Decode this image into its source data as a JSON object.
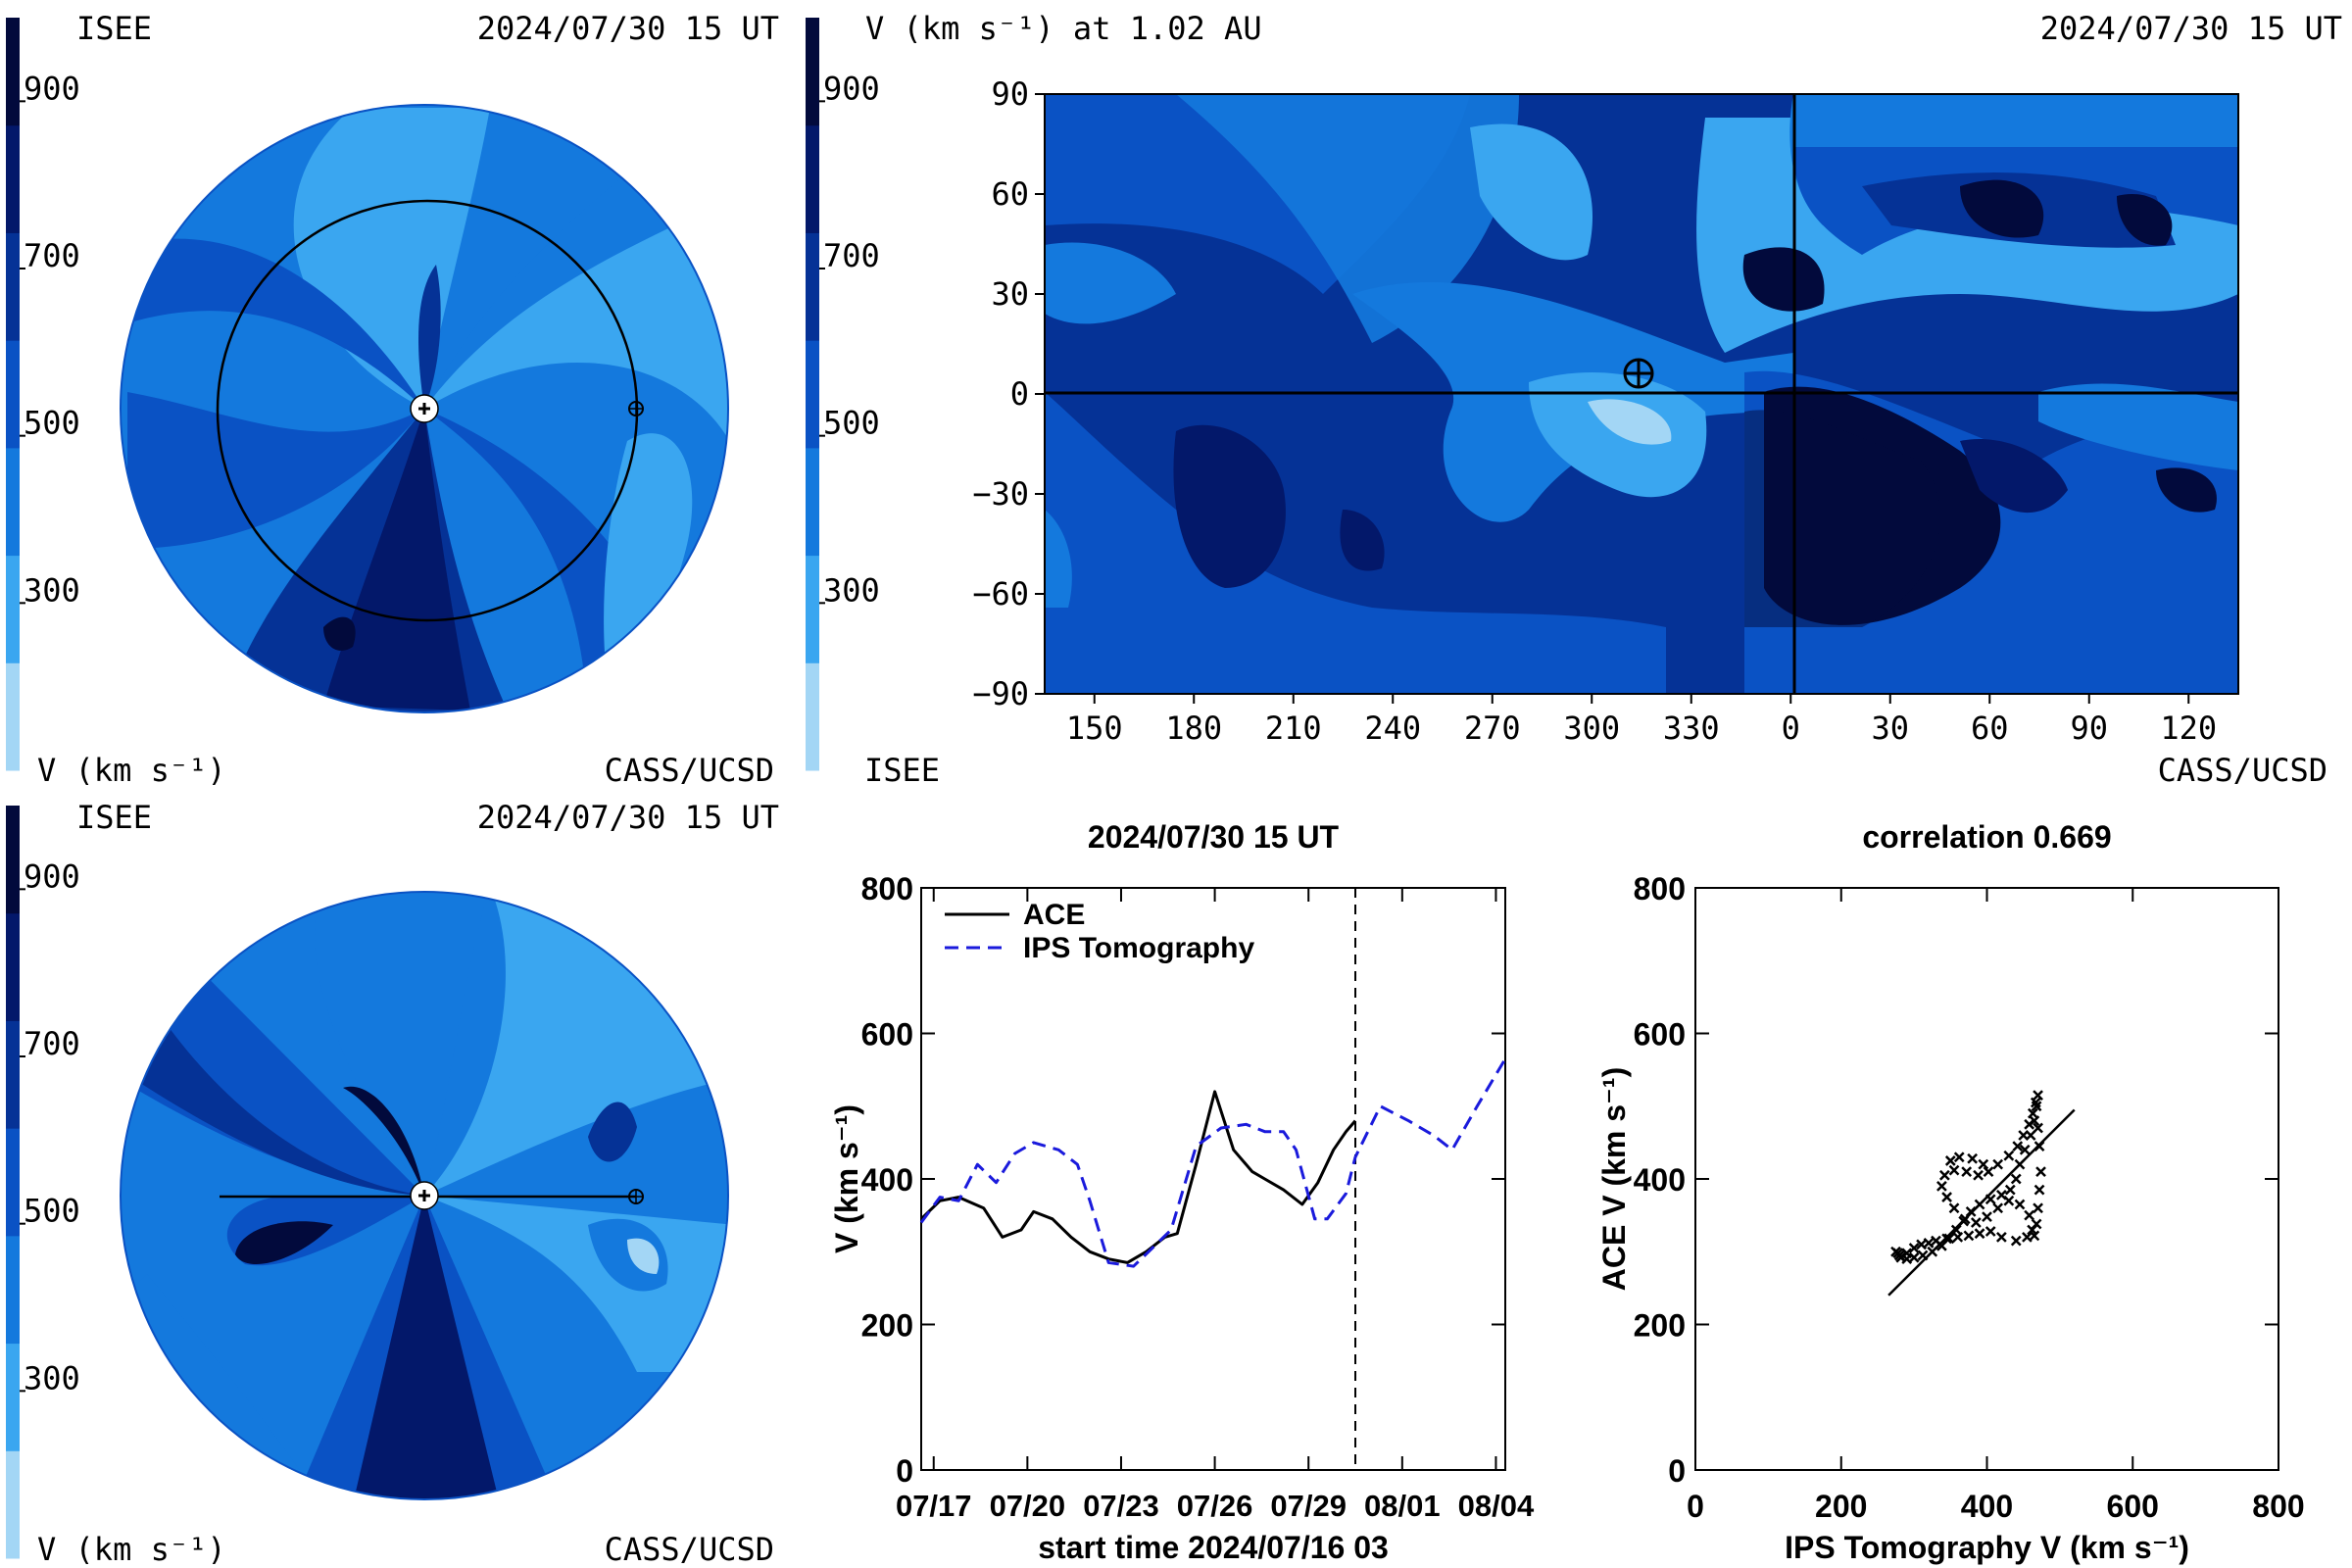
{
  "colors": {
    "scale": [
      "#a3d6f5",
      "#3aa6f0",
      "#1479dd",
      "#0a52c4",
      "#053296",
      "#03186a",
      "#020a3c"
    ],
    "ips_line": "#1a1adc",
    "ace_line": "#000000"
  },
  "colorbar": {
    "ticks": [
      900,
      700,
      500,
      300
    ],
    "unit_label": "V (km s⁻¹)"
  },
  "panel_top_left": {
    "org_left": "ISEE",
    "datetime": "2024/07/30 15 UT",
    "org_right": "CASS/UCSD"
  },
  "panel_bottom_left": {
    "org_left": "ISEE",
    "datetime": "2024/07/30 15 UT",
    "org_right": "CASS/UCSD"
  },
  "map_panel": {
    "title_left": "V (km s⁻¹) at 1.02 AU",
    "datetime": "2024/07/30 15 UT",
    "org_left": "ISEE",
    "org_right": "CASS/UCSD",
    "lat_ticks": [
      90,
      60,
      30,
      0,
      -30,
      -60,
      -90
    ],
    "lon_ticks": [
      150,
      180,
      210,
      240,
      270,
      300,
      330,
      0,
      30,
      60,
      90,
      120
    ]
  },
  "chart_data": [
    {
      "type": "line",
      "title": "2024/07/30 15 UT",
      "xlabel": "start time 2024/07/16 03",
      "ylabel": "V (km s⁻¹)",
      "ylim": [
        0,
        800
      ],
      "yticks": [
        0,
        200,
        400,
        600,
        800
      ],
      "xticks": [
        "07/17",
        "07/20",
        "07/23",
        "07/26",
        "07/29",
        "08/01",
        "08/04"
      ],
      "xlim_days": [
        0.6,
        19.3
      ],
      "current_time_day": 14.5,
      "legend_position": "top-left",
      "series": [
        {
          "name": "ACE",
          "style": "solid",
          "x": [
            0.6,
            1.2,
            1.8,
            2.6,
            3.2,
            3.8,
            4.2,
            4.8,
            5.4,
            6.0,
            6.6,
            7.2,
            7.8,
            8.4,
            8.8,
            9.4,
            10.0,
            10.6,
            11.2,
            11.6,
            12.2,
            12.8,
            13.3,
            13.8,
            14.2,
            14.5
          ],
          "y": [
            345,
            370,
            375,
            360,
            320,
            330,
            355,
            345,
            320,
            300,
            290,
            285,
            300,
            320,
            325,
            420,
            520,
            440,
            410,
            400,
            385,
            365,
            395,
            440,
            465,
            480
          ]
        },
        {
          "name": "IPS Tomography",
          "style": "dashed",
          "x": [
            0.6,
            1.2,
            1.8,
            2.4,
            3.0,
            3.6,
            4.2,
            5.0,
            5.6,
            6.0,
            6.6,
            7.4,
            8.0,
            8.6,
            9.4,
            10.2,
            11.0,
            11.6,
            12.2,
            12.6,
            13.2,
            13.6,
            14.2,
            14.5,
            15.3,
            16.2,
            17.0,
            17.6,
            18.4,
            19.3
          ],
          "y": [
            340,
            375,
            370,
            420,
            395,
            435,
            450,
            440,
            420,
            370,
            285,
            280,
            305,
            330,
            445,
            470,
            475,
            465,
            465,
            440,
            345,
            345,
            380,
            430,
            500,
            480,
            460,
            440,
            500,
            565
          ]
        }
      ]
    },
    {
      "type": "scatter",
      "title": "correlation 0.669",
      "xlabel": "IPS Tomography V (km s⁻¹)",
      "ylabel": "ACE V (km s⁻¹)",
      "xlim": [
        0,
        800
      ],
      "ylim": [
        0,
        800
      ],
      "xticks": [
        0,
        200,
        400,
        600,
        800
      ],
      "yticks": [
        0,
        200,
        400,
        600,
        800
      ],
      "fit_line": [
        [
          265,
          240
        ],
        [
          520,
          495
        ]
      ],
      "points": [
        [
          275,
          300
        ],
        [
          280,
          295
        ],
        [
          290,
          298
        ],
        [
          300,
          305
        ],
        [
          310,
          310
        ],
        [
          320,
          312
        ],
        [
          330,
          315
        ],
        [
          345,
          318
        ],
        [
          360,
          320
        ],
        [
          375,
          322
        ],
        [
          390,
          325
        ],
        [
          405,
          328
        ],
        [
          420,
          320
        ],
        [
          440,
          315
        ],
        [
          455,
          320
        ],
        [
          462,
          330
        ],
        [
          458,
          350
        ],
        [
          445,
          365
        ],
        [
          430,
          370
        ],
        [
          415,
          360
        ],
        [
          400,
          348
        ],
        [
          385,
          340
        ],
        [
          370,
          345
        ],
        [
          355,
          360
        ],
        [
          345,
          375
        ],
        [
          338,
          390
        ],
        [
          342,
          405
        ],
        [
          355,
          412
        ],
        [
          372,
          410
        ],
        [
          388,
          405
        ],
        [
          402,
          410
        ],
        [
          415,
          420
        ],
        [
          430,
          432
        ],
        [
          442,
          445
        ],
        [
          450,
          460
        ],
        [
          458,
          475
        ],
        [
          463,
          490
        ],
        [
          467,
          505
        ],
        [
          470,
          515
        ],
        [
          468,
          500
        ],
        [
          465,
          480
        ],
        [
          460,
          460
        ],
        [
          452,
          440
        ],
        [
          445,
          420
        ],
        [
          440,
          400
        ],
        [
          432,
          385
        ],
        [
          420,
          378
        ],
        [
          405,
          372
        ],
        [
          390,
          365
        ],
        [
          378,
          355
        ],
        [
          368,
          342
        ],
        [
          358,
          330
        ],
        [
          348,
          318
        ],
        [
          338,
          308
        ],
        [
          325,
          300
        ],
        [
          312,
          295
        ],
        [
          300,
          292
        ],
        [
          290,
          290
        ],
        [
          282,
          292
        ],
        [
          278,
          298
        ],
        [
          350,
          425
        ],
        [
          362,
          430
        ],
        [
          380,
          428
        ],
        [
          395,
          420
        ],
        [
          470,
          470
        ],
        [
          472,
          445
        ],
        [
          474,
          410
        ],
        [
          472,
          385
        ],
        [
          470,
          360
        ],
        [
          468,
          338
        ],
        [
          465,
          322
        ]
      ]
    }
  ]
}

What is being asked: Copy all the entries word for word. Omit any pictures.

Result of the task:
Decode this image into its source data as a JSON object.
{
  "colors": {
    "scale": [
      "#a3d6f5",
      "#3aa6f0",
      "#1479dd",
      "#0a52c4",
      "#053296",
      "#03186a",
      "#020a3c"
    ],
    "ips_line": "#1a1adc",
    "ace_line": "#000000"
  },
  "colorbar": {
    "ticks": [
      900,
      700,
      500,
      300
    ],
    "unit_label": "V (km s⁻¹)"
  },
  "panel_top_left": {
    "org_left": "ISEE",
    "datetime": "2024/07/30 15 UT",
    "org_right": "CASS/UCSD"
  },
  "panel_bottom_left": {
    "org_left": "ISEE",
    "datetime": "2024/07/30 15 UT",
    "org_right": "CASS/UCSD"
  },
  "map_panel": {
    "title_left": "V (km s⁻¹) at 1.02 AU",
    "datetime": "2024/07/30 15 UT",
    "org_left": "ISEE",
    "org_right": "CASS/UCSD",
    "lat_ticks": [
      90,
      60,
      30,
      0,
      -30,
      -60,
      -90
    ],
    "lon_ticks": [
      150,
      180,
      210,
      240,
      270,
      300,
      330,
      0,
      30,
      60,
      90,
      120
    ]
  },
  "chart_data": [
    {
      "type": "line",
      "title": "2024/07/30 15 UT",
      "xlabel": "start time 2024/07/16 03",
      "ylabel": "V (km s⁻¹)",
      "ylim": [
        0,
        800
      ],
      "yticks": [
        0,
        200,
        400,
        600,
        800
      ],
      "xticks": [
        "07/17",
        "07/20",
        "07/23",
        "07/26",
        "07/29",
        "08/01",
        "08/04"
      ],
      "xlim_days": [
        0.6,
        19.3
      ],
      "current_time_day": 14.5,
      "legend_position": "top-left",
      "series": [
        {
          "name": "ACE",
          "style": "solid",
          "x": [
            0.6,
            1.2,
            1.8,
            2.6,
            3.2,
            3.8,
            4.2,
            4.8,
            5.4,
            6.0,
            6.6,
            7.2,
            7.8,
            8.4,
            8.8,
            9.4,
            10.0,
            10.6,
            11.2,
            11.6,
            12.2,
            12.8,
            13.3,
            13.8,
            14.2,
            14.5
          ],
          "y": [
            345,
            370,
            375,
            360,
            320,
            330,
            355,
            345,
            320,
            300,
            290,
            285,
            300,
            320,
            325,
            420,
            520,
            440,
            410,
            400,
            385,
            365,
            395,
            440,
            465,
            480
          ]
        },
        {
          "name": "IPS Tomography",
          "style": "dashed",
          "x": [
            0.6,
            1.2,
            1.8,
            2.4,
            3.0,
            3.6,
            4.2,
            5.0,
            5.6,
            6.0,
            6.6,
            7.4,
            8.0,
            8.6,
            9.4,
            10.2,
            11.0,
            11.6,
            12.2,
            12.6,
            13.2,
            13.6,
            14.2,
            14.5,
            15.3,
            16.2,
            17.0,
            17.6,
            18.4,
            19.3
          ],
          "y": [
            340,
            375,
            370,
            420,
            395,
            435,
            450,
            440,
            420,
            370,
            285,
            280,
            305,
            330,
            445,
            470,
            475,
            465,
            465,
            440,
            345,
            345,
            380,
            430,
            500,
            480,
            460,
            440,
            500,
            565
          ]
        }
      ]
    },
    {
      "type": "scatter",
      "title": "correlation 0.669",
      "xlabel": "IPS Tomography V (km s⁻¹)",
      "ylabel": "ACE V (km s⁻¹)",
      "xlim": [
        0,
        800
      ],
      "ylim": [
        0,
        800
      ],
      "xticks": [
        0,
        200,
        400,
        600,
        800
      ],
      "yticks": [
        0,
        200,
        400,
        600,
        800
      ],
      "fit_line": [
        [
          265,
          240
        ],
        [
          520,
          495
        ]
      ],
      "points": [
        [
          275,
          300
        ],
        [
          280,
          295
        ],
        [
          290,
          298
        ],
        [
          300,
          305
        ],
        [
          310,
          310
        ],
        [
          320,
          312
        ],
        [
          330,
          315
        ],
        [
          345,
          318
        ],
        [
          360,
          320
        ],
        [
          375,
          322
        ],
        [
          390,
          325
        ],
        [
          405,
          328
        ],
        [
          420,
          320
        ],
        [
          440,
          315
        ],
        [
          455,
          320
        ],
        [
          462,
          330
        ],
        [
          458,
          350
        ],
        [
          445,
          365
        ],
        [
          430,
          370
        ],
        [
          415,
          360
        ],
        [
          400,
          348
        ],
        [
          385,
          340
        ],
        [
          370,
          345
        ],
        [
          355,
          360
        ],
        [
          345,
          375
        ],
        [
          338,
          390
        ],
        [
          342,
          405
        ],
        [
          355,
          412
        ],
        [
          372,
          410
        ],
        [
          388,
          405
        ],
        [
          402,
          410
        ],
        [
          415,
          420
        ],
        [
          430,
          432
        ],
        [
          442,
          445
        ],
        [
          450,
          460
        ],
        [
          458,
          475
        ],
        [
          463,
          490
        ],
        [
          467,
          505
        ],
        [
          470,
          515
        ],
        [
          468,
          500
        ],
        [
          465,
          480
        ],
        [
          460,
          460
        ],
        [
          452,
          440
        ],
        [
          445,
          420
        ],
        [
          440,
          400
        ],
        [
          432,
          385
        ],
        [
          420,
          378
        ],
        [
          405,
          372
        ],
        [
          390,
          365
        ],
        [
          378,
          355
        ],
        [
          368,
          342
        ],
        [
          358,
          330
        ],
        [
          348,
          318
        ],
        [
          338,
          308
        ],
        [
          325,
          300
        ],
        [
          312,
          295
        ],
        [
          300,
          292
        ],
        [
          290,
          290
        ],
        [
          282,
          292
        ],
        [
          278,
          298
        ],
        [
          350,
          425
        ],
        [
          362,
          430
        ],
        [
          380,
          428
        ],
        [
          395,
          420
        ],
        [
          470,
          470
        ],
        [
          472,
          445
        ],
        [
          474,
          410
        ],
        [
          472,
          385
        ],
        [
          470,
          360
        ],
        [
          468,
          338
        ],
        [
          465,
          322
        ]
      ]
    }
  ]
}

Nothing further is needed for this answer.